Restate the full set of records exactly, word for word.
+++ Material shown
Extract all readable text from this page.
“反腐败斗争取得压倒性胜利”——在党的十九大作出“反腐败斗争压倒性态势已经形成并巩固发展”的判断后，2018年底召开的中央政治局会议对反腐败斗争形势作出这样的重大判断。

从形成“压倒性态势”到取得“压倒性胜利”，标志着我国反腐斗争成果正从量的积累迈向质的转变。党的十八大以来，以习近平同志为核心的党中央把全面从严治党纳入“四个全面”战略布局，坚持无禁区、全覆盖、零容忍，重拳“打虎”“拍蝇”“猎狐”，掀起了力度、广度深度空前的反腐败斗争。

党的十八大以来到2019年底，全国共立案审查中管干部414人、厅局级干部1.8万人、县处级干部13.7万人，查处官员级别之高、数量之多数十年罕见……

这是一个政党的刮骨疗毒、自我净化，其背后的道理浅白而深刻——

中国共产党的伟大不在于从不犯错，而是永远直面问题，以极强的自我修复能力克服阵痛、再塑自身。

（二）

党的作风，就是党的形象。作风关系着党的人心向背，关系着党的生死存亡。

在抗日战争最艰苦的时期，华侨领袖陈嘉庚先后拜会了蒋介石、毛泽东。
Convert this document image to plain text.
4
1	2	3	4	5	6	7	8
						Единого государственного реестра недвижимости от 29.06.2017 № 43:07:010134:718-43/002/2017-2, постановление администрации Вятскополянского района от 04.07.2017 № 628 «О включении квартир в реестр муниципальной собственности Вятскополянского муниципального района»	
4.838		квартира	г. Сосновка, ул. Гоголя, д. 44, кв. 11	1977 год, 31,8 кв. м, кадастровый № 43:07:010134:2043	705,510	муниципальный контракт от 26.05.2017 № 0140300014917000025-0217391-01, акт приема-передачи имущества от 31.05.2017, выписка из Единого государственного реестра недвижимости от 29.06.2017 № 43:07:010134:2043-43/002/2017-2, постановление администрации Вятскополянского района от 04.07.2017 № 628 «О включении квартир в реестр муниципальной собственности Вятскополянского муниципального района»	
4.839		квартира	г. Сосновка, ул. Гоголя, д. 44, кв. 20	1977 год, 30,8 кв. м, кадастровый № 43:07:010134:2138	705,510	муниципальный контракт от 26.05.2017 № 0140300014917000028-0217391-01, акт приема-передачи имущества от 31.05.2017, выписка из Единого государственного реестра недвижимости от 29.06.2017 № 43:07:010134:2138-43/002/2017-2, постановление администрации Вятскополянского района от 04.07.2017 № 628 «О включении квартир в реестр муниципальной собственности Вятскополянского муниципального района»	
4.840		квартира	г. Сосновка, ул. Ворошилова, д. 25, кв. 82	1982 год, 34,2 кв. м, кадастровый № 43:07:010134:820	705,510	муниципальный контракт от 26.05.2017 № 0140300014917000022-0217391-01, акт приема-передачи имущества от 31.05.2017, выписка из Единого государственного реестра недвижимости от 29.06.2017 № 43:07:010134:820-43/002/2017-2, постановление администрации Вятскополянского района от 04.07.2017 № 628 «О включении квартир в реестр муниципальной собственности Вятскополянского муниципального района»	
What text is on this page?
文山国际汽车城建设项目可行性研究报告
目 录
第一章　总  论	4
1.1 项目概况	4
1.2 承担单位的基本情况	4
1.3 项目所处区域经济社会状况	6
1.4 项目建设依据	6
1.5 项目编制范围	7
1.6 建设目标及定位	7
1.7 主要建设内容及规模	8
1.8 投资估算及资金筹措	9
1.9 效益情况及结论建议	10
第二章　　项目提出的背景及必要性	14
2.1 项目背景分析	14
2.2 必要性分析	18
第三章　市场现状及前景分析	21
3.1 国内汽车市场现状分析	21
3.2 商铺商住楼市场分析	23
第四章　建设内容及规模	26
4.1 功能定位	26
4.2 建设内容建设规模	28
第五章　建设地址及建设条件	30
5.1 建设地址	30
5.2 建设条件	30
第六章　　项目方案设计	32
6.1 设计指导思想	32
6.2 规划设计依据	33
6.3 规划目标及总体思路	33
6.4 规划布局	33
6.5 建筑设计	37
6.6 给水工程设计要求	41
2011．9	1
++++++
■ **Exercise response**:
Extract all readable text from this page.
“反腐败斗争取得压倒性胜利”——在党的十九大作出“反腐败斗争压倒性态势已经形成并巩固发展”的判断后，2018年底召开的中央政治局会议对反腐败斗争形势作出这样的重大判断。

从形成“压倒性态势”到取得“压倒性胜利”，标志着我国反腐斗争成果正从量的积累迈向质的转变。党的十八大以来，以习近平同志为核心的党中央把全面从严治党纳入“四个全面”战略布局，坚持无禁区、全覆盖、零容忍，重拳“打虎”“拍蝇”“猎狐”，掀起了力度、广度深度空前的反腐败斗争。

党的十八大以来到2019年底，全国共立案审查中管干部414人、厅局级干部1.8万人、县处级干部13.7万人，查处官员级别之高、数量之多数十年罕见……

这是一个政党的刮骨疗毒、自我净化，其背后的道理浅白而深刻——

中国共产党的伟大不在于从不犯错，而是永远直面问题，以极强的自我修复能力克服阵痛、再塑自身。

（二）

党的作风，就是党的形象。作风关系着党的人心向背，关系着党的生死存亡。

在抗日战争最艰苦的时期，华侨领袖陈嘉庚先后拜会了蒋介石、毛泽东。
Convert this document image to plain text.
4
1	2	3	4	5	6	7	8
						Единого государственного реестра недвижимости от 29.06.2017 № 43:07:010134:718-43/002/2017-2, постановление администрации Вятскополянского района от 04.07.2017 № 628 «О включении квартир в реестр муниципальной собственности Вятскополянского муниципального района»	
4.838		квартира	г. Сосновка, ул. Гоголя, д. 44, кв. 11	1977 год, 31,8 кв. м, кадастровый № 43:07:010134:2043	705,510	муниципальный контракт от 26.05.2017 № 0140300014917000025-0217391-01, акт приема-передачи имущества от 31.05.2017, выписка из Единого государственного реестра недвижимости от 29.06.2017 № 43:07:010134:2043-43/002/2017-2, постановление администрации Вятскополянского района от 04.07.2017 № 628 «О включении квартир в реестр муниципальной собственности Вятскополянского муниципального района»	
4.839		квартира	г. Сосновка, ул. Гоголя, д. 44, кв. 20	1977 год, 30,8 кв. м, кадастровый № 43:07:010134:2138	705,510	муниципальный контракт от 26.05.2017 № 0140300014917000028-0217391-01, акт приема-передачи имущества от 31.05.2017, выписка из Единого государственного реестра недвижимости от 29.06.2017 № 43:07:010134:2138-43/002/2017-2, постановление администрации Вятскополянского района от 04.07.2017 № 628 «О включении квартир в реестр муниципальной собственности Вятскополянского муниципального района»	
4.840		квартира	г. Сосновка, ул. Ворошилова, д. 25, кв. 82	1982 год, 34,2 кв. м, кадастровый № 43:07:010134:820	705,510	муниципальный контракт от 26.05.2017 № 0140300014917000022-0217391-01, акт приема-передачи имущества от 31.05.2017, выписка из Единого государственного реестра недвижимости от 29.06.2017 № 43:07:010134:820-43/002/2017-2, постановление администрации Вятскополянского района от 04.07.2017 № 628 «О включении квартир в реестр муниципальной собственности Вятскополянского муниципального района»	
What text is on this page?
文山国际汽车城建设项目可行性研究报告
目 录
第一章　总  论	4
1.1 项目概况	4
1.2 承担单位的基本情况	4
1.3 项目所处区域经济社会状况	6
1.4 项目建设依据	6
1.5 项目编制范围	7
1.6 建设目标及定位	7
1.7 主要建设内容及规模	8
1.8 投资估算及资金筹措	9
1.9 效益情况及结论建议	10
第二章　　项目提出的背景及必要性	14
2.1 项目背景分析	14
2.2 必要性分析	18
第三章　市场现状及前景分析	21
3.1 国内汽车市场现状分析	21
3.2 商铺商住楼市场分析	23
第四章　建设内容及规模	26
4.1 功能定位	26
4.2 建设内容建设规模	28
第五章　建设地址及建设条件	30
5.1 建设地址	30
5.2 建设条件	30
第六章　　项目方案设计	32
6.1 设计指导思想	32
6.2 规划设计依据	33
6.3 规划目标及总体思路	33
6.4 规划布局	33
6.5 建筑设计	37
6.6 给水工程设计要求	41
2011．9	1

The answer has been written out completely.